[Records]
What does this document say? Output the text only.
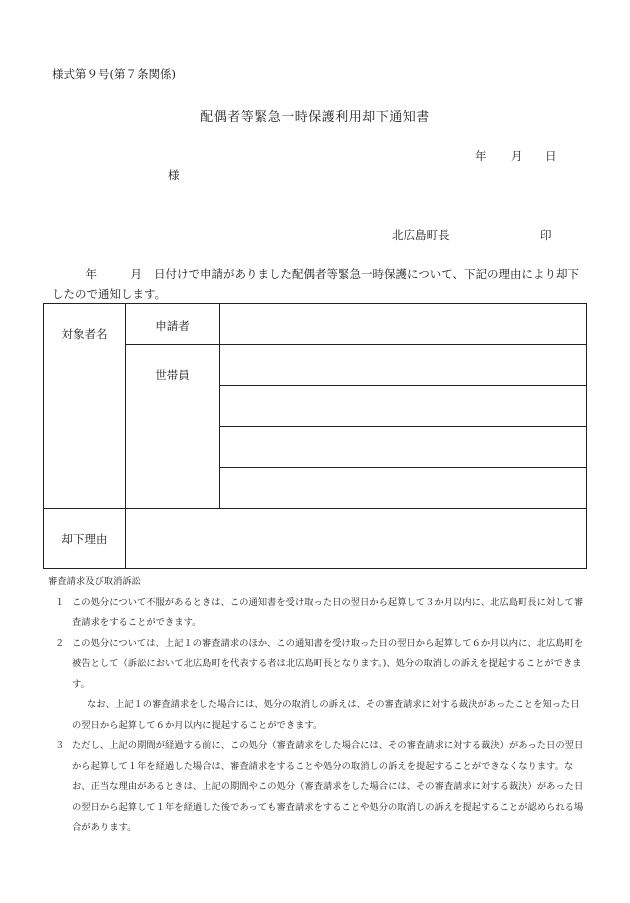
様式第９号(第７条関係)
配偶者等緊急一時保護利用却下通知書
年 月 日
様
北広島町長	印
年	月 日付けで申請がありました配偶者等緊急一時保護について、下記の理由により却下したので通知します。
対象者名	申請者	

	世帯員	

却下理由		

審査請求及び取消訴訟

１ この処分について不服があるときは、この通知書を受け取った日の翌日から起算して３か月以内に、北広島町長に対して審査請求をすることができます。

２ この処分については、上記１の審査請求のほか、この通知書を受け取った日の翌日から起算して６か月以内に、北広島町を被告として（訴訟において北広島町を代表する者は北広島町長となります。)、処分の取消しの訴えを提起することができます。

なお、上記１の審査請求をした場合には、処分の取消しの訴えは、その審査請求に対する裁決があったことを知った日の翌日から起算して６か月以内に提起することができます。

３ ただし、上記の期間が経過する前に、この処分（審査請求をした場合には、その審査請求に対する裁決）があった日の翌日から起算して１年を経過した場合は、審査請求をすることや処分の取消しの訴えを提起することができなくなります。なお、正当な理由があるときは、上記の期間やこの処分（審査請求をした場合には、その審査請求に対する裁決）があった日の翌日から起算して１年を経過した後であっても審査請求をすることや処分の取消しの訴えを提起することが認められる場合があります。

What is needed -
Copy the records above exactly, omitting every picture.

Written response -
What does this document say? Output the text only.
様式第９号(第７条関係)
配偶者等緊急一時保護利用却下通知書
年 月 日
様
北広島町長	印
年	月 日付けで申請がありました配偶者等緊急一時保護について、下記の理由により却下したので通知します。
対象者名	申請者	

	世帯員	

却下理由		

審査請求及び取消訴訟

１ この処分について不服があるときは、この通知書を受け取った日の翌日から起算して３か月以内に、北広島町長に対して審査請求をすることができます。

２ この処分については、上記１の審査請求のほか、この通知書を受け取った日の翌日から起算して６か月以内に、北広島町を被告として（訴訟において北広島町を代表する者は北広島町長となります。)、処分の取消しの訴えを提起することができます。

なお、上記１の審査請求をした場合には、処分の取消しの訴えは、その審査請求に対する裁決があったことを知った日の翌日から起算して６か月以内に提起することができます。

３ ただし、上記の期間が経過する前に、この処分（審査請求をした場合には、その審査請求に対する裁決）があった日の翌日から起算して１年を経過した場合は、審査請求をすることや処分の取消しの訴えを提起することができなくなります。なお、正当な理由があるときは、上記の期間やこの処分（審査請求をした場合には、その審査請求に対する裁決）があった日の翌日から起算して１年を経過した後であっても審査請求をすることや処分の取消しの訴えを提起することが認められる場合があります。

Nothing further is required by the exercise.